--- REQUIRED TASKS ---
**1)** Update the passage on foreign corporations and trademark suits by rewriting the span that begins at the words "La Chemise Lacoste, S.A." and ends after "Citizens and firms.", with "judicial cognizance" changed to "judicial notice".
**2)** Format the spatial layout rows as a JSON list of strings, one string per line and no blank lines. Begin at the line that contains "table-row[interactable]: 313871745 2025.07.04" and stop after the line that contains "tile-windows-icon[interactable]: ▦ [812,71,836,93]".

--- PASSAGE PROVIDED ---
* begin *

In the case of WESTERN EQUIPMENT v. FIDEL A. REYES, GR No. 27897, 1927-12-02, where from the
stipulations of facts of the parties they had agreed that the foreign corporation “had never engaged in
business in the Philippine Islands,” it was easy for the Supreme Court to hold that a foreign which has
never done any business in the Philippines, but which was widely and favorably known in the Philippines
through the use of its products bearing its corporate and trade name, has a legal right to maintain an
action in the Philippines to restrain the local residents from organizing a corporation bearing the same
name as the foreign corporation.
The issue on legal standing of foreign corporation to bring local suits on trademarks and tradenames had
become moot with the adoption of the Section 21-A of the Trademark Law, which expressly provided
that a foreign corporation whether or not licensed to do business in the Philippines, with a mark or
tradename registered in the Philippines, may bring an action before Philippine courts for infringement,
unfair competition, false designation of origin and false description, if the country of which the foreign
corporation is a citizen, or in which it is domiciled, by treaty, convention, or law, grants a similar privilege
to corporations or juristic persons of the Philippines.
La Chemise Lacoste, S.A. v. Fernandez, it was held that a foreign corporation not doing business in the
Philippines has personally to commence criminal proceeding for violation of Article 189 of the RPC for
unfair competition on the use of trademark and tradenames, without having to allege the qualifying
circumstances under Section 21-A. In that case, the court also took judicial cognizance of the Philippine
duties and obligations under the Paris Convention for the protection of Industrial Property to assure the
nationals of “countries of the Union” have n effective protection against unfair competition in the same
way that they are obliged to similarly protect Filipino Citizens and firms.

* end *

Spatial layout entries

* begin *

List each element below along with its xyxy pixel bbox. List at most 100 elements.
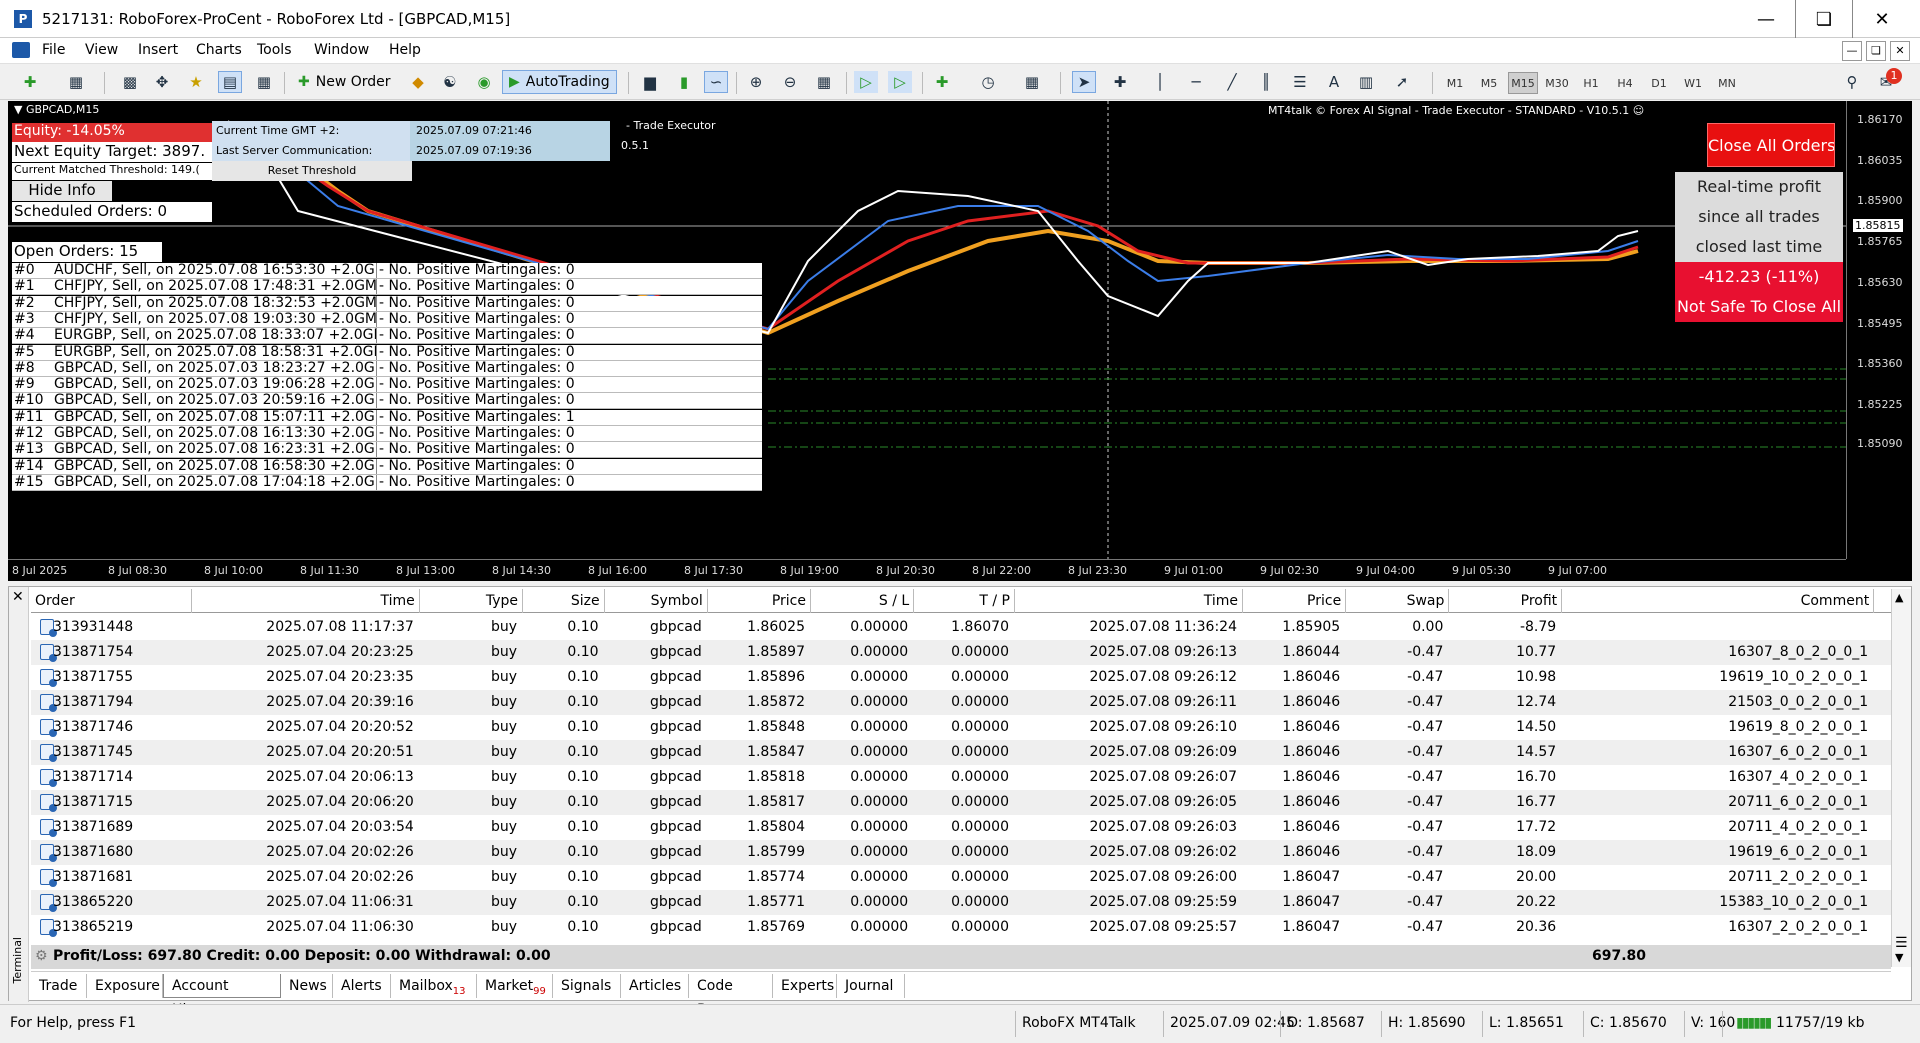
table-row[interactable]: 313871745 2025.07.04 20:20:51 buy 0.10 gbpca… [31,740,1891,765]
terminal-tab[interactable]: Code Base [689,974,773,1018]
terminal-tab[interactable]: Articles [621,974,689,998]
market-watch-icon[interactable]: ▩ [118,71,142,93]
menu-window[interactable]: Window [314,42,369,58]
column-header[interactable]: Comment [1562,589,1875,613]
signals-icon[interactable]: ☯ [438,71,462,93]
autotrading-button[interactable]: ▶ AutoTrading [502,70,617,94]
terminal-tab[interactable]: Trade [31,974,87,998]
table-row[interactable]: 313871754 2025.07.04 20:23:25 buy 0.10 gbpca… [31,640,1891,665]
column-header[interactable]: Profit [1449,589,1563,613]
terminal-close-icon[interactable]: ✕ [12,589,24,605]
profile-name[interactable]: RoboFX MT4Talk [1022,1015,1136,1031]
timeframe-d1[interactable]: D1 [1644,72,1674,94]
table-row[interactable]: 313871746 2025.07.04 20:20:52 buy 0.10 gbpca… [31,715,1891,740]
timeframe-mn[interactable]: MN [1712,72,1742,94]
menu-insert[interactable]: Insert [138,42,178,58]
price-chart[interactable]: 1.86170 1.86035 1.85900 1.85815 1.85765 … [8,101,1912,581]
trendline-icon[interactable]: ╱ [1220,71,1244,93]
chart-shift-icon[interactable]: ▷ [888,71,912,93]
table-row[interactable]: 313865219 2025.07.04 11:06:30 buy 0.10 gbpca… [31,915,1891,940]
zoom-in-icon[interactable]: ⊕ [744,71,768,93]
menu-tools[interactable]: Tools [257,42,292,58]
terminal-tab[interactable]: News [281,974,333,998]
table-row[interactable]: 313871715 2025.07.04 20:06:20 buy 0.10 gbpca… [31,790,1891,815]
tile-windows-icon[interactable]: ▦ [812,71,836,93]
column-header[interactable]: T / P [914,589,1015,613]
timeframe-h4[interactable]: H4 [1610,72,1640,94]
menu-help[interactable]: Help [389,42,421,58]
timeframe-w1[interactable]: W1 [1678,72,1708,94]
scroll-thumb-icon[interactable]: ☰ [1895,935,1908,951]
timeframe-m1[interactable]: M1 [1440,72,1470,94]
menu-file[interactable]: File [42,42,65,58]
text-label-icon[interactable]: ▥ [1354,71,1378,93]
column-header[interactable]: Price [708,589,811,613]
arrows-icon[interactable]: ➚ [1390,71,1414,93]
zoom-out-icon[interactable]: ⊖ [778,71,802,93]
column-header[interactable]: Type [420,589,523,613]
bar-chart-icon[interactable]: ▆ [638,71,662,93]
table-scrollbar[interactable]: ▲ ☰ ▼ [1891,589,1911,967]
horizontal-line-icon[interactable]: ─ [1184,71,1208,93]
not-safe-close-all-button[interactable]: Not Safe To Close All [1675,292,1843,322]
terminal-tab[interactable]: Alerts [333,974,391,998]
timeframe-m5[interactable]: M5 [1474,72,1504,94]
cursor-icon[interactable]: ➤ [1072,71,1096,93]
price-axis[interactable]: 1.86170 1.86035 1.85900 1.85815 1.85765 … [1846,101,1912,559]
table-row[interactable]: 313931448 2025.07.08 11:17:37 buy 0.10 gbpca… [31,615,1891,640]
column-header[interactable]: Size [523,589,605,613]
timeframe-m30[interactable]: M30 [1542,72,1572,94]
scroll-up-icon[interactable]: ▲ [1895,591,1903,604]
column-header[interactable]: S / L [811,589,915,613]
timeframe-h1[interactable]: H1 [1576,72,1606,94]
column-header[interactable]: Time [1015,589,1243,613]
crosshair-icon[interactable]: ✚ [1108,71,1132,93]
close-all-orders-button[interactable]: Close All Orders [1707,123,1835,167]
market-icon[interactable]: ◉ [472,71,496,93]
metaeditor-icon[interactable]: ◆ [406,71,430,93]
line-chart-icon[interactable]: ∽ [704,71,728,93]
mdi-minimize-button[interactable]: — [1842,41,1862,61]
table-row[interactable]: 313871680 2025.07.04 20:02:26 buy 0.10 gbpca… [31,840,1891,865]
menu-view[interactable]: View [85,42,118,58]
timeframe-m15[interactable]: M15 [1508,72,1538,94]
column-header[interactable]: Order [31,589,192,613]
candlestick-icon[interactable]: ▮ [672,71,696,93]
column-header[interactable]: Price [1243,589,1347,613]
fibonacci-icon[interactable]: ☰ [1288,71,1312,93]
column-header[interactable]: Swap [1346,589,1450,613]
minimize-button[interactable]: — [1737,0,1795,38]
column-header[interactable]: Time [192,589,420,613]
table-row[interactable]: 313871689 2025.07.04 20:03:54 buy 0.10 gbpca… [31,815,1891,840]
search-icon[interactable]: ⚲ [1840,71,1864,93]
terminal-tab[interactable]: Exposure [87,974,163,998]
status-traffic[interactable]: 11757/19 kb [1776,1015,1865,1031]
hide-info-button[interactable]: Hide Info [12,181,112,201]
vertical-line-icon[interactable]: │ [1148,71,1172,93]
column-header[interactable]: Symbol [605,589,708,613]
terminal-tab[interactable]: Journal [837,974,905,998]
new-order-button[interactable]: ✚ New Order [292,70,397,94]
maximize-button[interactable]: ❏ [1795,0,1853,38]
terminal-icon[interactable]: ▤ [218,71,242,93]
auto-scroll-icon[interactable]: ▷ [854,71,878,93]
navigator-icon[interactable]: ★ [184,71,208,93]
scroll-down-icon[interactable]: ▼ [1895,951,1903,964]
reset-threshold-button[interactable]: Reset Threshold [212,161,412,181]
mdi-restore-button[interactable]: ❏ [1866,41,1886,61]
data-window-icon[interactable]: ✥ [150,71,174,93]
table-row[interactable]: 313865220 2025.07.04 11:06:31 buy 0.10 gbpca… [31,890,1891,915]
table-row[interactable]: 313871794 2025.07.04 20:39:16 buy 0.10 gbpca… [31,690,1891,715]
terminal-tab[interactable]: Mailbox13 [391,974,477,998]
templates-icon[interactable]: ▦ [1020,71,1044,93]
indicators-icon[interactable]: ✚ [930,71,954,93]
terminal-tab[interactable]: Experts [773,974,837,998]
strategy-tester-icon[interactable]: ▦ [252,71,276,93]
profiles-icon[interactable]: ▦ [64,71,88,93]
close-button[interactable]: ✕ [1853,0,1911,38]
table-row[interactable]: 313871755 2025.07.04 20:23:35 buy 0.10 gbpca… [31,665,1891,690]
terminal-tab[interactable]: Market99 [477,974,553,998]
equidistant-channel-icon[interactable]: ║ [1254,71,1278,93]
table-row[interactable]: 313871714 2025.07.04 20:06:13 buy 0.10 gbpca… [31,765,1891,790]
menu-charts[interactable]: Charts [196,42,242,58]
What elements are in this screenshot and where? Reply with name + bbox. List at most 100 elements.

* end *

--- ANSWERS BELOW ---
**1)**
La Chemise Lacoste, S.A. v. Fernandez, it was held that a foreign corporation not doing business in the
Philippines has personally to commence criminal proceeding for violation of Article 189 of the RPC for
unfair competition on the use of trademark and tradenames, without having to allege the qualifying
circumstances under Section 21-A. In that case, the court also took judicial notice of the Philippine
duties and obligations under the Paris Convention for the protection of Industrial Property to assure the
nationals of “countries of the Union” have n effective protection against unfair competition in the same
way that they are obliged to similarly protect Filipino Citizens and firms.

**2)**
[
  "table-row[interactable]: 313871745 2025.07.04 20:20:51 buy 0.10 gbpca… [31,740,1891,765]",
  "terminal-tab[interactable]: Code Base [689,974,773,1018]",
  "terminal-tab[interactable]: Articles [621,974,689,998]",
  "market-watch-icon[interactable]: ▩ [118,71,142,93]",
  "menu-window[interactable]: Window [314,42,369,58]",
  "column-header[interactable]: Comment [1562,589,1875,613]",
  "signals-icon[interactable]: ☯ [438,71,462,93]",
  "autotrading-button[interactable]: ▶ AutoTrading [502,70,617,94]",
  "terminal-tab[interactable]: Trade [31,974,87,998]",
  "table-row[interactable]: 313871754 2025.07.04 20:23:25 buy 0.10 gbpca… [31,640,1891,665]",
  "column-header[interactable]: Profit [1449,589,1563,613]",
  "terminal-close-icon[interactable]: ✕ [12,589,24,605]",
  "profile-name[interactable]: RoboFX MT4Talk [1022,1015,1136,1031]",
  "timeframe-d1[interactable]: D1 [1644,72,1674,94]",
  "table-row[interactable]: 313871746 2025.07.04 20:20:52 buy 0.10 gbpca… [31,715,1891,740]",
  "timeframe-mn[interactable]: MN [1712,72,1742,94]",
  "menu-insert[interactable]: Insert [138,42,178,58]",
  "price-chart[interactable]: 1.86170 1.86035 1.85900 1.85815 1.85765 … [8,101,1912,581]",
  "trendline-icon[interactable]: ╱ [1220,71,1244,93]",
  "chart-shift-icon[interactable]: ▷ [888,71,912,93]",
  "table-row[interactable]: 313865219 2025.07.04 11:06:30 buy 0.10 gbpca… [31,915,1891,940]",
  "zoom-in-icon[interactable]: ⊕ [744,71,768,93]",
  "menu-tools[interactable]: Tools [257,42,292,58]",
  "terminal-tab[interactable]: News [281,974,333,998]",
  "table-row[interactable]: 313871715 2025.07.04 20:06:20 buy 0.10 gbpca… [31,790,1891,815]",
  "tile-windows-icon[interactable]: ▦ [812,71,836,93]"
]